• TASK OBJECTIVE: Quote the data below in full, minus the images.

• Entries from a dataset:
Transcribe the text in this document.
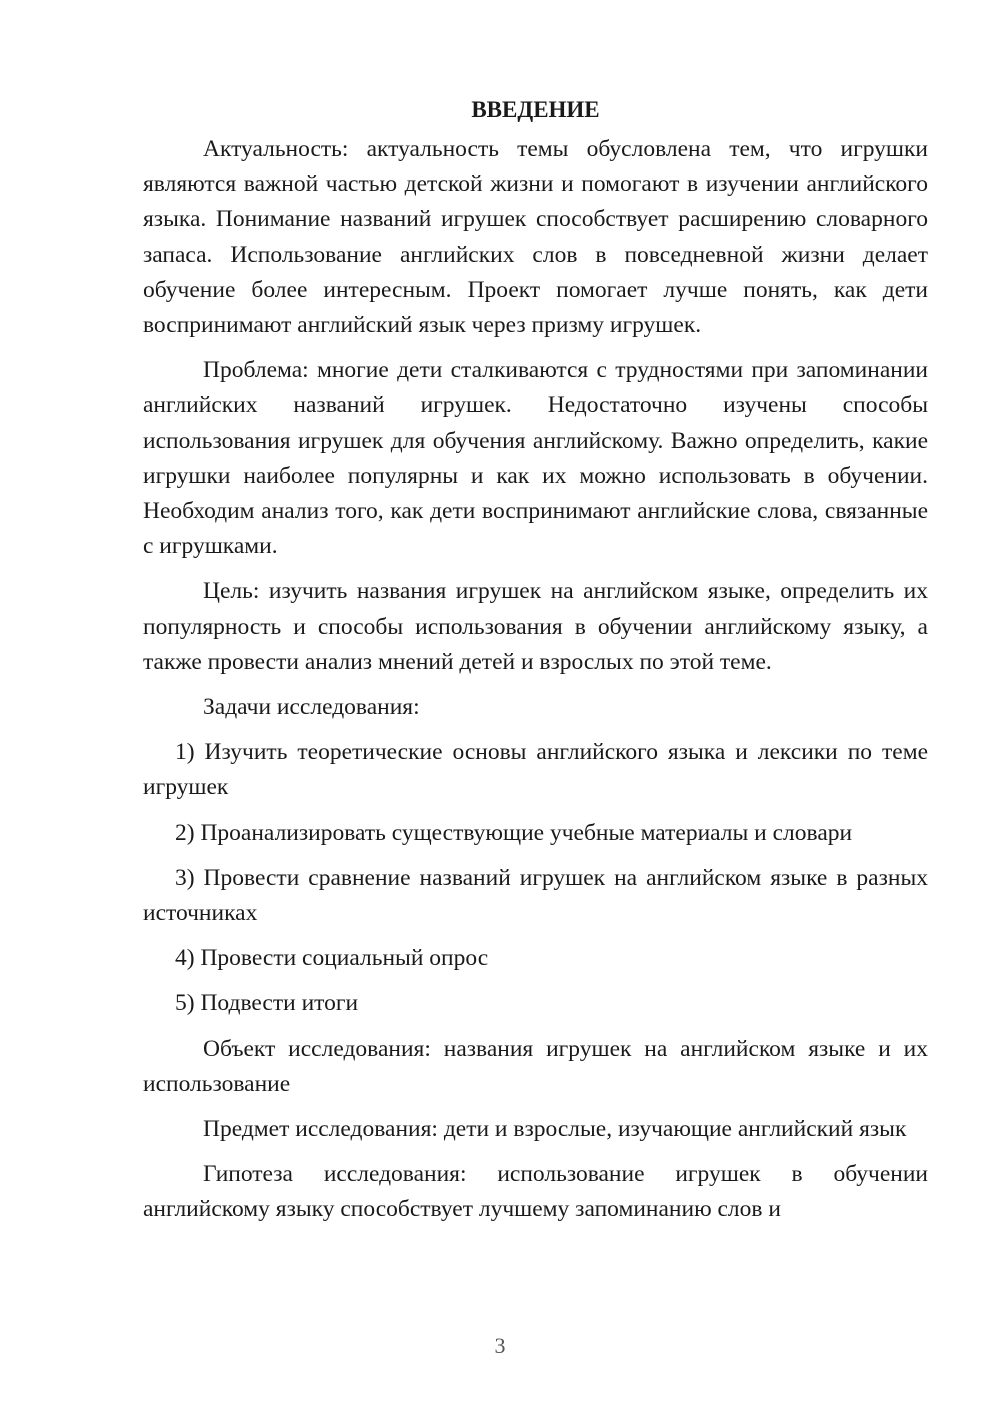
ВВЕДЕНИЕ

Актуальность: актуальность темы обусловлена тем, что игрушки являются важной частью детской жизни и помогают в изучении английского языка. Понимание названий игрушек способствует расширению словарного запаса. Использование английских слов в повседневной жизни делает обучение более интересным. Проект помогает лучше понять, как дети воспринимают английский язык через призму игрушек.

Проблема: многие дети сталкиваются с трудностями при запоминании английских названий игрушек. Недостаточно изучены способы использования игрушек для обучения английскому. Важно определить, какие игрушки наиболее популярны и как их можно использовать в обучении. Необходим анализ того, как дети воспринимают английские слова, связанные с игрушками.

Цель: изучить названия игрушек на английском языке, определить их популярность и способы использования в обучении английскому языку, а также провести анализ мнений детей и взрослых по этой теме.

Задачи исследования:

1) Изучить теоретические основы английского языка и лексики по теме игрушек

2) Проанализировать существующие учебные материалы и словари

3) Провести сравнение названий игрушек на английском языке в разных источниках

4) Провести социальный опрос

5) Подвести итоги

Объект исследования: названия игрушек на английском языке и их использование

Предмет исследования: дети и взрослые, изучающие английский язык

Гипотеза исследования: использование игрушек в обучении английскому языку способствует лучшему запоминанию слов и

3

• RESULT OF THE TASK:
Transcribe the text in this document.
ВВЕДЕНИЕ

Актуальность: актуальность темы обусловлена тем, что игрушки являются важной частью детской жизни и помогают в изучении английского языка. Понимание названий игрушек способствует расширению словарного запаса. Использование английских слов в повседневной жизни делает обучение более интересным. Проект помогает лучше понять, как дети воспринимают английский язык через призму игрушек.

Проблема: многие дети сталкиваются с трудностями при запоминании английских названий игрушек. Недостаточно изучены способы использования игрушек для обучения английскому. Важно определить, какие игрушки наиболее популярны и как их можно использовать в обучении. Необходим анализ того, как дети воспринимают английские слова, связанные с игрушками.

Цель: изучить названия игрушек на английском языке, определить их популярность и способы использования в обучении английскому языку, а также провести анализ мнений детей и взрослых по этой теме.

Задачи исследования:

1) Изучить теоретические основы английского языка и лексики по теме игрушек

2) Проанализировать существующие учебные материалы и словари

3) Провести сравнение названий игрушек на английском языке в разных источниках

4) Провести социальный опрос

5) Подвести итоги

Объект исследования: названия игрушек на английском языке и их использование

Предмет исследования: дети и взрослые, изучающие английский язык

Гипотеза исследования: использование игрушек в обучении английскому языку способствует лучшему запоминанию слов и

3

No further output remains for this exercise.